━━━━━ ENTRIES PROVIDED ━━━━━

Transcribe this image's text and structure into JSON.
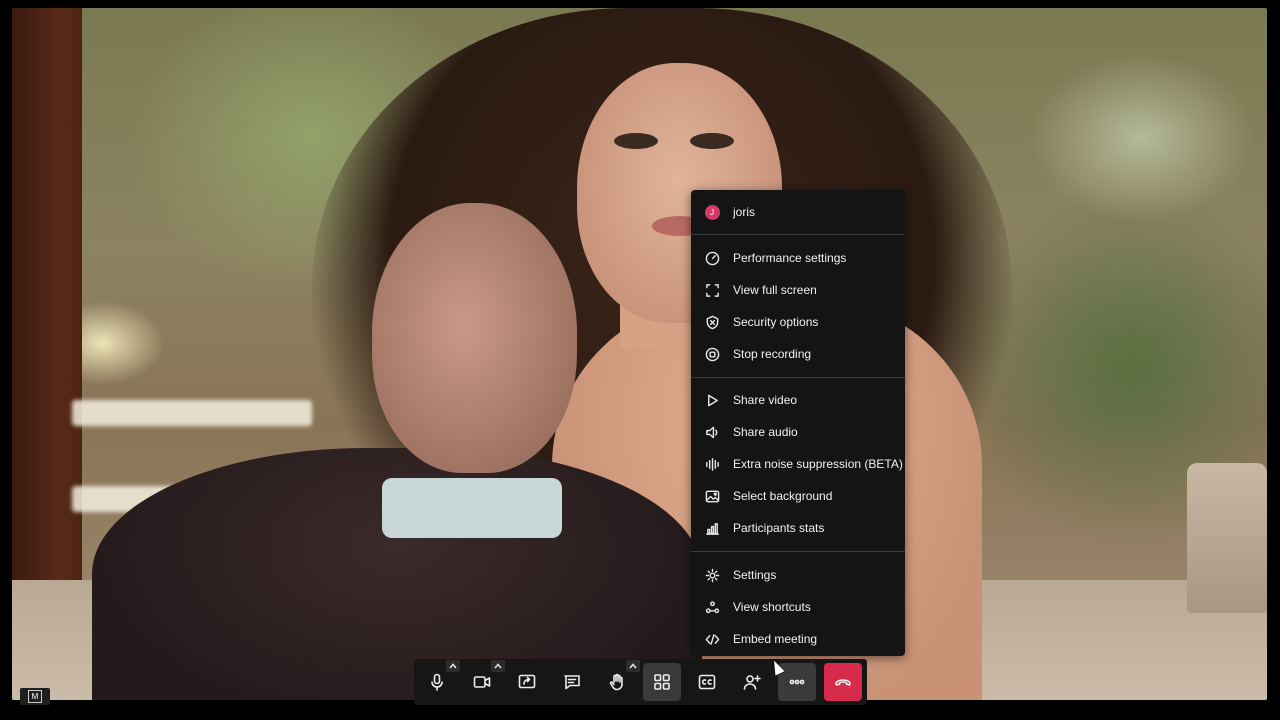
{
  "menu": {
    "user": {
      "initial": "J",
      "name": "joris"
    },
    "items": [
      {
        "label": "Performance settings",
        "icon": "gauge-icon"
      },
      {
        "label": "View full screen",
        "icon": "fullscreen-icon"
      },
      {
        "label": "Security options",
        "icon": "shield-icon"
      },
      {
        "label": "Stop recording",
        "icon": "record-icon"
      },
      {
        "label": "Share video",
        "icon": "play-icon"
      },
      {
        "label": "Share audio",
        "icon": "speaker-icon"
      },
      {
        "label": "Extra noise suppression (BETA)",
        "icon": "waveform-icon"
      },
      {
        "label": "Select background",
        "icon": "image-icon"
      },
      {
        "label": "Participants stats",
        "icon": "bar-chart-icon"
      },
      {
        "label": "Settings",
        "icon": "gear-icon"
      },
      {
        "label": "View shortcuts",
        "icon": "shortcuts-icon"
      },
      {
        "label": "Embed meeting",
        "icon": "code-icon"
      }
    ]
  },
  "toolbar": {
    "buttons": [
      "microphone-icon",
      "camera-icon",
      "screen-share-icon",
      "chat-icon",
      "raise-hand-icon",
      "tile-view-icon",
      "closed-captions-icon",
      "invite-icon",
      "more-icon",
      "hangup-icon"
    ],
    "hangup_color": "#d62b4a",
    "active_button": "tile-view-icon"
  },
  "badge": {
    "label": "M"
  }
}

━━━━━
━━━━━ ENTRIES PROVIDED ━━━━━

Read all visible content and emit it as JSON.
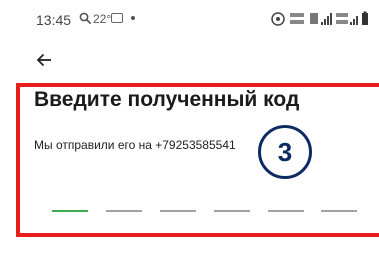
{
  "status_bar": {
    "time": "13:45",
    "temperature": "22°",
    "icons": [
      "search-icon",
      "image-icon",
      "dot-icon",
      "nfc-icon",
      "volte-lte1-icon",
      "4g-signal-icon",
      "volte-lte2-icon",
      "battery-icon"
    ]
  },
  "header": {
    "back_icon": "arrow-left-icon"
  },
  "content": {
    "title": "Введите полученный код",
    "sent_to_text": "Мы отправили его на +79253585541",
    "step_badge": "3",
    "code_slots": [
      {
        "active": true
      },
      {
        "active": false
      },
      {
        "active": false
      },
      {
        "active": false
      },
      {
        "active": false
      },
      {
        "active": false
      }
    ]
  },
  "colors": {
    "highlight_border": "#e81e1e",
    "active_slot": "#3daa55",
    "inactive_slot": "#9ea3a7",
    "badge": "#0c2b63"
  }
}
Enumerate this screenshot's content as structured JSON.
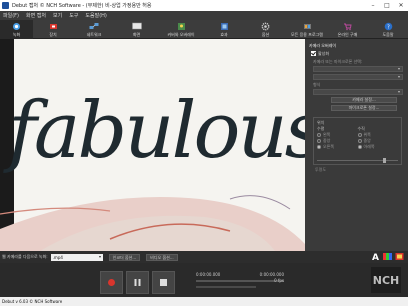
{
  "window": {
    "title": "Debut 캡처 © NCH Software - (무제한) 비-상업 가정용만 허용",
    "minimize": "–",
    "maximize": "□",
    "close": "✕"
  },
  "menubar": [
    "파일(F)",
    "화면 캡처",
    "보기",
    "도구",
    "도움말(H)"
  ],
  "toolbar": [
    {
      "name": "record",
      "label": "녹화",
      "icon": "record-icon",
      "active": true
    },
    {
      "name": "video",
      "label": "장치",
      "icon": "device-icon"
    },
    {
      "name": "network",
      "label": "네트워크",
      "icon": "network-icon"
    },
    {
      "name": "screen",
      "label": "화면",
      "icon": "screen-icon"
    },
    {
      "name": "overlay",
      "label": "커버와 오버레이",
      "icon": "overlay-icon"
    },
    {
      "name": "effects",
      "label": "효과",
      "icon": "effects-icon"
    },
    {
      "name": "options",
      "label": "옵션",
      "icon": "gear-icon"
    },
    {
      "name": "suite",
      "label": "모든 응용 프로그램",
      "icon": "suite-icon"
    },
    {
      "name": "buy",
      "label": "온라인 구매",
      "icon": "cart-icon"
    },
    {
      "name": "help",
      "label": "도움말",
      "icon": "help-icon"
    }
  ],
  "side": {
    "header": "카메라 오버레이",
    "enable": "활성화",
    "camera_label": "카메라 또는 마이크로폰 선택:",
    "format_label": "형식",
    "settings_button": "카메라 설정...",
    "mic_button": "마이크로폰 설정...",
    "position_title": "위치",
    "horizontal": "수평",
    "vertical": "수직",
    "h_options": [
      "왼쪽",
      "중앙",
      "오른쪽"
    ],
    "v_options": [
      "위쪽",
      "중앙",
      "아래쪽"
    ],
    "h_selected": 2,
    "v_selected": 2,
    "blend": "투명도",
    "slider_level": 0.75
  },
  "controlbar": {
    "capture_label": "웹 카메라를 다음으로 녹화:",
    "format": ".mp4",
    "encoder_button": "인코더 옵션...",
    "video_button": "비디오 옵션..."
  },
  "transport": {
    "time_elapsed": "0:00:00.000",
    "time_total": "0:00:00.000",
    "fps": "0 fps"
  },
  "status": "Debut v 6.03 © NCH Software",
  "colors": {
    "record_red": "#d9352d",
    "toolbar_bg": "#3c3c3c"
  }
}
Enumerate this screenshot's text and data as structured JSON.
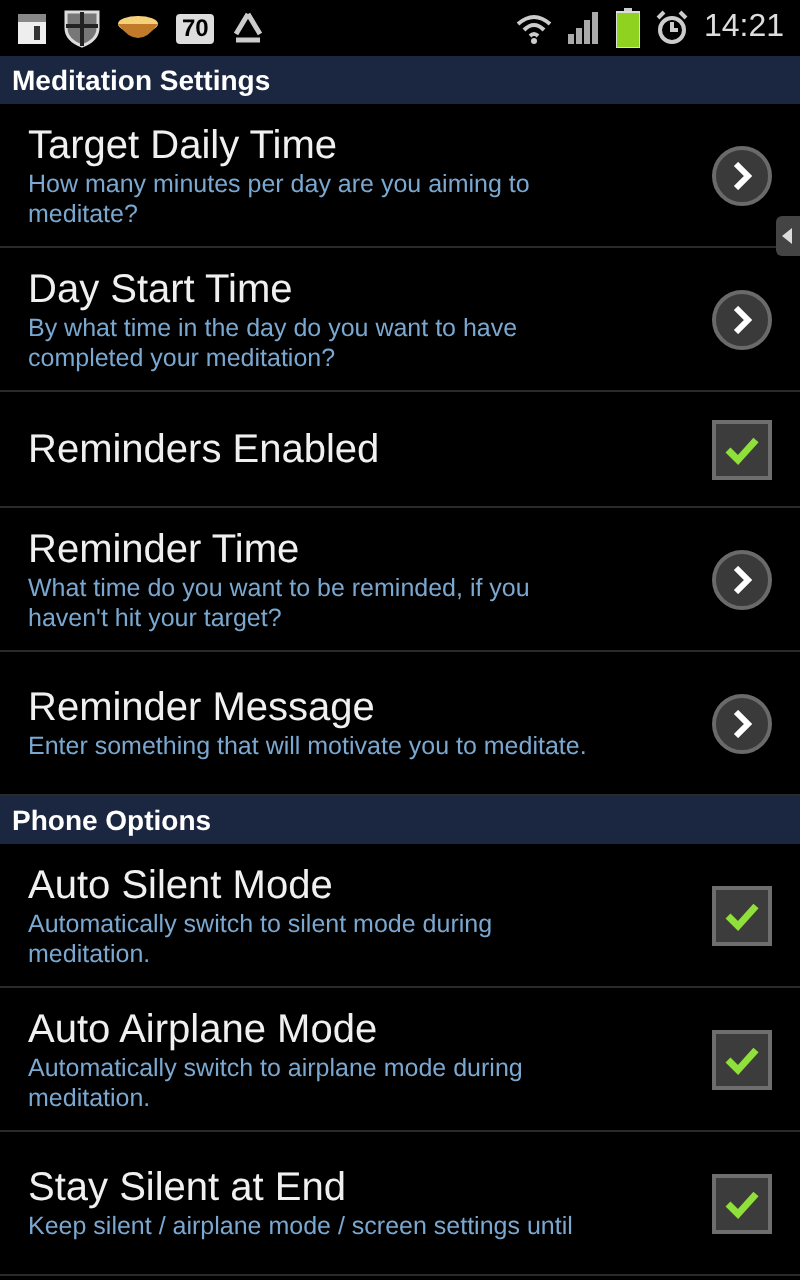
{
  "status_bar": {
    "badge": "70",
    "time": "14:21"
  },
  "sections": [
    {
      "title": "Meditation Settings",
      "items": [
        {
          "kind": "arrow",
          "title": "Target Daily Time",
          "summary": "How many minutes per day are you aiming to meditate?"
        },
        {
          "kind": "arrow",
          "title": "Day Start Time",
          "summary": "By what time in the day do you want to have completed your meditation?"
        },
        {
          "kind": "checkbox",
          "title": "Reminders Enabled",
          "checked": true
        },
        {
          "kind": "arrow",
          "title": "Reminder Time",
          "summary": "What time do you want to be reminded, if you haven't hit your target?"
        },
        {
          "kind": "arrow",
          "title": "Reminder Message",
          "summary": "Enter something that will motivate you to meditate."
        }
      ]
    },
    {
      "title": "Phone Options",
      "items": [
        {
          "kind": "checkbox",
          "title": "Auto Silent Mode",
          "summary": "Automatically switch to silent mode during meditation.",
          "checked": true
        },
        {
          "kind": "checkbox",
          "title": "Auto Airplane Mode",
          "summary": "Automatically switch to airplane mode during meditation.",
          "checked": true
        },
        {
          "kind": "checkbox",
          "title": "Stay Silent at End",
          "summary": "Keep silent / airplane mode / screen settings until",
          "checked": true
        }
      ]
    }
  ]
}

━━━━━
━━━━━ ENTRIES PROVIDED ━━━━━

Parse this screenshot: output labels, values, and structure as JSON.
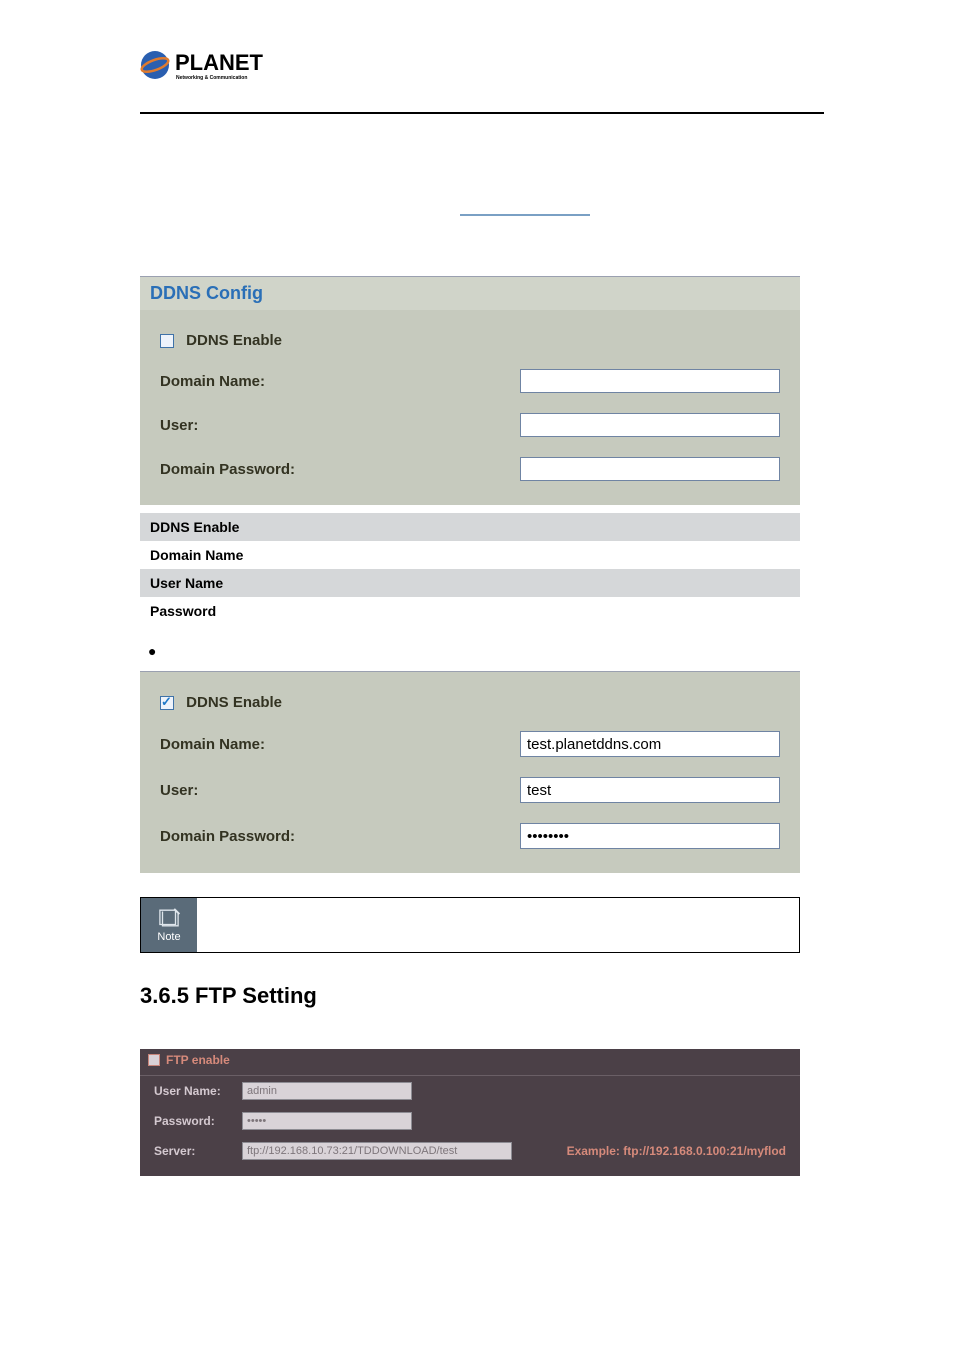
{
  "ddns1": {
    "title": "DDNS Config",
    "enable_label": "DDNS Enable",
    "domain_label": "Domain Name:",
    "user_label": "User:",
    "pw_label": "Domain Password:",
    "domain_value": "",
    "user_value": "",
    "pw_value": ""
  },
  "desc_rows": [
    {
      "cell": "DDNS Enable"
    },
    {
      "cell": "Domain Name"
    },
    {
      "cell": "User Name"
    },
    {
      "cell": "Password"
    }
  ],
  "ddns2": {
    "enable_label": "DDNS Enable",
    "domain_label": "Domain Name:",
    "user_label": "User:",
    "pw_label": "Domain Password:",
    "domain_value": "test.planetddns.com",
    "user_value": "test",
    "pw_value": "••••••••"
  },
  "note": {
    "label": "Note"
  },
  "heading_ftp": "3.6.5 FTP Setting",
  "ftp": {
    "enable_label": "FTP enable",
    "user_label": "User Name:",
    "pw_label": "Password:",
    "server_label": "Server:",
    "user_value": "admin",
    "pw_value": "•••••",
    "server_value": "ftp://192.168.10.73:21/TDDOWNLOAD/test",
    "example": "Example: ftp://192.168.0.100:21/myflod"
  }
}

━━━━━

THE REQUEST:
Determine how many lines of the listing above include the word "structured", and report that number only.

RESPONSE TO THE TASK:
2